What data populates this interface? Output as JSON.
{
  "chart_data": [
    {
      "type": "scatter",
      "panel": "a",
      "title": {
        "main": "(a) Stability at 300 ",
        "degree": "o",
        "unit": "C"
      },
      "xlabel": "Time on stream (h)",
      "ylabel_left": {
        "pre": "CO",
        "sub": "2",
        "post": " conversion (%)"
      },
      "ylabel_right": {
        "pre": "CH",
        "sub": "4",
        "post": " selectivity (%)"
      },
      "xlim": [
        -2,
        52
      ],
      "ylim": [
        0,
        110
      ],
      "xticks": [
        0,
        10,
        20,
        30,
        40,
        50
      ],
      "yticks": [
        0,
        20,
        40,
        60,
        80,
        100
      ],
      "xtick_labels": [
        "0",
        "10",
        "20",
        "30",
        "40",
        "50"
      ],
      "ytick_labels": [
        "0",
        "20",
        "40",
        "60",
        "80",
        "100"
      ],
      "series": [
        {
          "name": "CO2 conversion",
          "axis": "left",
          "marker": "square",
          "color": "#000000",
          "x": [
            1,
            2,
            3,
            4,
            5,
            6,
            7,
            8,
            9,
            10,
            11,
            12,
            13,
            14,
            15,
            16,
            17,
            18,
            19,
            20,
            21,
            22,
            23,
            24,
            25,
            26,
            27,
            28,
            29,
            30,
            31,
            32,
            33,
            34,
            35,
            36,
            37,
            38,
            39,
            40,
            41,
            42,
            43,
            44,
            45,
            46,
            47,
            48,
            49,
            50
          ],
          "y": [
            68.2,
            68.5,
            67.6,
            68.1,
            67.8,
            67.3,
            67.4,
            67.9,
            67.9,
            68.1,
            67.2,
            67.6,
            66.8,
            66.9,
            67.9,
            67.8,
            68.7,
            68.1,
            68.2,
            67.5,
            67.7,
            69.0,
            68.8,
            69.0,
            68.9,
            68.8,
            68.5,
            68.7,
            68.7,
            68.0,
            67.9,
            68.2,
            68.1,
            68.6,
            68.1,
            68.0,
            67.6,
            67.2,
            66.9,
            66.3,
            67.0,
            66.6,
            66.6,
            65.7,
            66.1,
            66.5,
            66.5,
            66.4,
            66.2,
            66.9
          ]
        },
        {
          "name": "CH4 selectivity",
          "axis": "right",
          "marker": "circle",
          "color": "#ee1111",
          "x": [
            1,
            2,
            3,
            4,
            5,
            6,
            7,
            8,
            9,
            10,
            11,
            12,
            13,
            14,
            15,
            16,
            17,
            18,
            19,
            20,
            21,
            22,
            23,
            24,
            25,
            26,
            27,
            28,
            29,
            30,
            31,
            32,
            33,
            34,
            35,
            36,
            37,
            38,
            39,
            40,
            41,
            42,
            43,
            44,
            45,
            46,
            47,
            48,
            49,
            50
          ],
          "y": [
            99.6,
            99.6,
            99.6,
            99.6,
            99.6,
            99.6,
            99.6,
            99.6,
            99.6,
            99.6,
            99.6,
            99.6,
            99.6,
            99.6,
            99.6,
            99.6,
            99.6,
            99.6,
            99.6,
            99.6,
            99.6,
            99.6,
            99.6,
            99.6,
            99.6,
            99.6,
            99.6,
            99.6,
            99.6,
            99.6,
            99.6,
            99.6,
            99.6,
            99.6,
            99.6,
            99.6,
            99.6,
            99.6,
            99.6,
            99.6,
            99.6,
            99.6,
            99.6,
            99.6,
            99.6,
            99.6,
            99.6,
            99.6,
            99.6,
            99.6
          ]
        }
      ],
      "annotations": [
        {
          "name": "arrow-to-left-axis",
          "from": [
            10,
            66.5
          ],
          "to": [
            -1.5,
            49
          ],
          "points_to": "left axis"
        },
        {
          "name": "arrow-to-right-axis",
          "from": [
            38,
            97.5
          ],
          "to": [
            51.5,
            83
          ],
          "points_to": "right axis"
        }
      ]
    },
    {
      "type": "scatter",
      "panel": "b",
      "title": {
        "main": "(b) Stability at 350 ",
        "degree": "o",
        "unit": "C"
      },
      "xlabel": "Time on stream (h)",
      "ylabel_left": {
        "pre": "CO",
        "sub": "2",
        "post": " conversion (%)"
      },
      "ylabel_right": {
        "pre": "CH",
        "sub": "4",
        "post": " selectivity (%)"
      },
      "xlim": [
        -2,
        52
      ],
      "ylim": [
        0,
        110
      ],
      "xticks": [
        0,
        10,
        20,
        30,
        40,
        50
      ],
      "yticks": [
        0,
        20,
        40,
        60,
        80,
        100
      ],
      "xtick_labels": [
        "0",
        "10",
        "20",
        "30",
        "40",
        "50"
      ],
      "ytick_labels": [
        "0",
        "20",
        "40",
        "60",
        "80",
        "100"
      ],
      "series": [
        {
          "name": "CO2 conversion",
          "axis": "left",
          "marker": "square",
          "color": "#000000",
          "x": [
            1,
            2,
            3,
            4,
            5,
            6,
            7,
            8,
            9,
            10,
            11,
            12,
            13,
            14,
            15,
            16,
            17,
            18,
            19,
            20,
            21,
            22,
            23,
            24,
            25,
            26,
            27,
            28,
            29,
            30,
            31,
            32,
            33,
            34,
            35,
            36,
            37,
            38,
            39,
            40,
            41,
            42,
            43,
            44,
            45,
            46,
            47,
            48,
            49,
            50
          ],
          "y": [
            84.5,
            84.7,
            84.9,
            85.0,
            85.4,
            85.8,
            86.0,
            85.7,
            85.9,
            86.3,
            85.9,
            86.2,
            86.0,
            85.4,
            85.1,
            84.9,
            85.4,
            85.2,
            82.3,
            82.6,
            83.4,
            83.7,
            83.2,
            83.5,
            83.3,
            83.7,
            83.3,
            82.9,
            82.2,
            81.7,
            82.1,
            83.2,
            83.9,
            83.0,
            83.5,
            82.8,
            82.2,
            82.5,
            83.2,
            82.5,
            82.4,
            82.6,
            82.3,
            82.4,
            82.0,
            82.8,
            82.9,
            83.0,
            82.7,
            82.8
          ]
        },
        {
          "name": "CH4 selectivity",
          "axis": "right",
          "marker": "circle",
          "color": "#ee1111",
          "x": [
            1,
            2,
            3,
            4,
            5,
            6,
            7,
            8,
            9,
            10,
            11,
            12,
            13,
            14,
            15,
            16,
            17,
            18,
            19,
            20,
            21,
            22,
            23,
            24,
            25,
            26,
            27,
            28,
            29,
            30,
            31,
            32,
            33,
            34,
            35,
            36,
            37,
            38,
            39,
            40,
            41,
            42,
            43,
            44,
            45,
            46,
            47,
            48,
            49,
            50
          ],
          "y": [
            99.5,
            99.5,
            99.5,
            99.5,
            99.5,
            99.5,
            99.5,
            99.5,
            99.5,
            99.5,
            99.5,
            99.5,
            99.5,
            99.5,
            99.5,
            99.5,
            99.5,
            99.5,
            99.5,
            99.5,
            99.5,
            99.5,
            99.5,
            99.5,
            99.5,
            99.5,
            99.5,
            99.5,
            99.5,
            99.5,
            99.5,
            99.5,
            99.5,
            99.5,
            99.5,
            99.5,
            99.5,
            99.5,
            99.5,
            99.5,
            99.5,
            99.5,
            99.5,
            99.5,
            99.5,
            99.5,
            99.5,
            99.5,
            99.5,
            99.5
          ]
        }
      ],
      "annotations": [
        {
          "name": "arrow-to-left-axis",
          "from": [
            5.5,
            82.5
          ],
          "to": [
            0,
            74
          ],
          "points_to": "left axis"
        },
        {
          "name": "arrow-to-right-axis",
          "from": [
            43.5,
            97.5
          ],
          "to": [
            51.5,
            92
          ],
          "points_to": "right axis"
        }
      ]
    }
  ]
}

• Problem statement:
Exactly reproduce all of the entries.

• Expected answer:
What data populates this interface? Output as JSON.
{
  "chart_data": [
    {
      "type": "scatter",
      "panel": "a",
      "title": {
        "main": "(a) Stability at 300 ",
        "degree": "o",
        "unit": "C"
      },
      "xlabel": "Time on stream (h)",
      "ylabel_left": {
        "pre": "CO",
        "sub": "2",
        "post": " conversion (%)"
      },
      "ylabel_right": {
        "pre": "CH",
        "sub": "4",
        "post": " selectivity (%)"
      },
      "xlim": [
        -2,
        52
      ],
      "ylim": [
        0,
        110
      ],
      "xticks": [
        0,
        10,
        20,
        30,
        40,
        50
      ],
      "yticks": [
        0,
        20,
        40,
        60,
        80,
        100
      ],
      "xtick_labels": [
        "0",
        "10",
        "20",
        "30",
        "40",
        "50"
      ],
      "ytick_labels": [
        "0",
        "20",
        "40",
        "60",
        "80",
        "100"
      ],
      "series": [
        {
          "name": "CO2 conversion",
          "axis": "left",
          "marker": "square",
          "color": "#000000",
          "x": [
            1,
            2,
            3,
            4,
            5,
            6,
            7,
            8,
            9,
            10,
            11,
            12,
            13,
            14,
            15,
            16,
            17,
            18,
            19,
            20,
            21,
            22,
            23,
            24,
            25,
            26,
            27,
            28,
            29,
            30,
            31,
            32,
            33,
            34,
            35,
            36,
            37,
            38,
            39,
            40,
            41,
            42,
            43,
            44,
            45,
            46,
            47,
            48,
            49,
            50
          ],
          "y": [
            68.2,
            68.5,
            67.6,
            68.1,
            67.8,
            67.3,
            67.4,
            67.9,
            67.9,
            68.1,
            67.2,
            67.6,
            66.8,
            66.9,
            67.9,
            67.8,
            68.7,
            68.1,
            68.2,
            67.5,
            67.7,
            69.0,
            68.8,
            69.0,
            68.9,
            68.8,
            68.5,
            68.7,
            68.7,
            68.0,
            67.9,
            68.2,
            68.1,
            68.6,
            68.1,
            68.0,
            67.6,
            67.2,
            66.9,
            66.3,
            67.0,
            66.6,
            66.6,
            65.7,
            66.1,
            66.5,
            66.5,
            66.4,
            66.2,
            66.9
          ]
        },
        {
          "name": "CH4 selectivity",
          "axis": "right",
          "marker": "circle",
          "color": "#ee1111",
          "x": [
            1,
            2,
            3,
            4,
            5,
            6,
            7,
            8,
            9,
            10,
            11,
            12,
            13,
            14,
            15,
            16,
            17,
            18,
            19,
            20,
            21,
            22,
            23,
            24,
            25,
            26,
            27,
            28,
            29,
            30,
            31,
            32,
            33,
            34,
            35,
            36,
            37,
            38,
            39,
            40,
            41,
            42,
            43,
            44,
            45,
            46,
            47,
            48,
            49,
            50
          ],
          "y": [
            99.6,
            99.6,
            99.6,
            99.6,
            99.6,
            99.6,
            99.6,
            99.6,
            99.6,
            99.6,
            99.6,
            99.6,
            99.6,
            99.6,
            99.6,
            99.6,
            99.6,
            99.6,
            99.6,
            99.6,
            99.6,
            99.6,
            99.6,
            99.6,
            99.6,
            99.6,
            99.6,
            99.6,
            99.6,
            99.6,
            99.6,
            99.6,
            99.6,
            99.6,
            99.6,
            99.6,
            99.6,
            99.6,
            99.6,
            99.6,
            99.6,
            99.6,
            99.6,
            99.6,
            99.6,
            99.6,
            99.6,
            99.6,
            99.6,
            99.6
          ]
        }
      ],
      "annotations": [
        {
          "name": "arrow-to-left-axis",
          "from": [
            10,
            66.5
          ],
          "to": [
            -1.5,
            49
          ],
          "points_to": "left axis"
        },
        {
          "name": "arrow-to-right-axis",
          "from": [
            38,
            97.5
          ],
          "to": [
            51.5,
            83
          ],
          "points_to": "right axis"
        }
      ]
    },
    {
      "type": "scatter",
      "panel": "b",
      "title": {
        "main": "(b) Stability at 350 ",
        "degree": "o",
        "unit": "C"
      },
      "xlabel": "Time on stream (h)",
      "ylabel_left": {
        "pre": "CO",
        "sub": "2",
        "post": " conversion (%)"
      },
      "ylabel_right": {
        "pre": "CH",
        "sub": "4",
        "post": " selectivity (%)"
      },
      "xlim": [
        -2,
        52
      ],
      "ylim": [
        0,
        110
      ],
      "xticks": [
        0,
        10,
        20,
        30,
        40,
        50
      ],
      "yticks": [
        0,
        20,
        40,
        60,
        80,
        100
      ],
      "xtick_labels": [
        "0",
        "10",
        "20",
        "30",
        "40",
        "50"
      ],
      "ytick_labels": [
        "0",
        "20",
        "40",
        "60",
        "80",
        "100"
      ],
      "series": [
        {
          "name": "CO2 conversion",
          "axis": "left",
          "marker": "square",
          "color": "#000000",
          "x": [
            1,
            2,
            3,
            4,
            5,
            6,
            7,
            8,
            9,
            10,
            11,
            12,
            13,
            14,
            15,
            16,
            17,
            18,
            19,
            20,
            21,
            22,
            23,
            24,
            25,
            26,
            27,
            28,
            29,
            30,
            31,
            32,
            33,
            34,
            35,
            36,
            37,
            38,
            39,
            40,
            41,
            42,
            43,
            44,
            45,
            46,
            47,
            48,
            49,
            50
          ],
          "y": [
            84.5,
            84.7,
            84.9,
            85.0,
            85.4,
            85.8,
            86.0,
            85.7,
            85.9,
            86.3,
            85.9,
            86.2,
            86.0,
            85.4,
            85.1,
            84.9,
            85.4,
            85.2,
            82.3,
            82.6,
            83.4,
            83.7,
            83.2,
            83.5,
            83.3,
            83.7,
            83.3,
            82.9,
            82.2,
            81.7,
            82.1,
            83.2,
            83.9,
            83.0,
            83.5,
            82.8,
            82.2,
            82.5,
            83.2,
            82.5,
            82.4,
            82.6,
            82.3,
            82.4,
            82.0,
            82.8,
            82.9,
            83.0,
            82.7,
            82.8
          ]
        },
        {
          "name": "CH4 selectivity",
          "axis": "right",
          "marker": "circle",
          "color": "#ee1111",
          "x": [
            1,
            2,
            3,
            4,
            5,
            6,
            7,
            8,
            9,
            10,
            11,
            12,
            13,
            14,
            15,
            16,
            17,
            18,
            19,
            20,
            21,
            22,
            23,
            24,
            25,
            26,
            27,
            28,
            29,
            30,
            31,
            32,
            33,
            34,
            35,
            36,
            37,
            38,
            39,
            40,
            41,
            42,
            43,
            44,
            45,
            46,
            47,
            48,
            49,
            50
          ],
          "y": [
            99.5,
            99.5,
            99.5,
            99.5,
            99.5,
            99.5,
            99.5,
            99.5,
            99.5,
            99.5,
            99.5,
            99.5,
            99.5,
            99.5,
            99.5,
            99.5,
            99.5,
            99.5,
            99.5,
            99.5,
            99.5,
            99.5,
            99.5,
            99.5,
            99.5,
            99.5,
            99.5,
            99.5,
            99.5,
            99.5,
            99.5,
            99.5,
            99.5,
            99.5,
            99.5,
            99.5,
            99.5,
            99.5,
            99.5,
            99.5,
            99.5,
            99.5,
            99.5,
            99.5,
            99.5,
            99.5,
            99.5,
            99.5,
            99.5,
            99.5
          ]
        }
      ],
      "annotations": [
        {
          "name": "arrow-to-left-axis",
          "from": [
            5.5,
            82.5
          ],
          "to": [
            0,
            74
          ],
          "points_to": "left axis"
        },
        {
          "name": "arrow-to-right-axis",
          "from": [
            43.5,
            97.5
          ],
          "to": [
            51.5,
            92
          ],
          "points_to": "right axis"
        }
      ]
    }
  ]
}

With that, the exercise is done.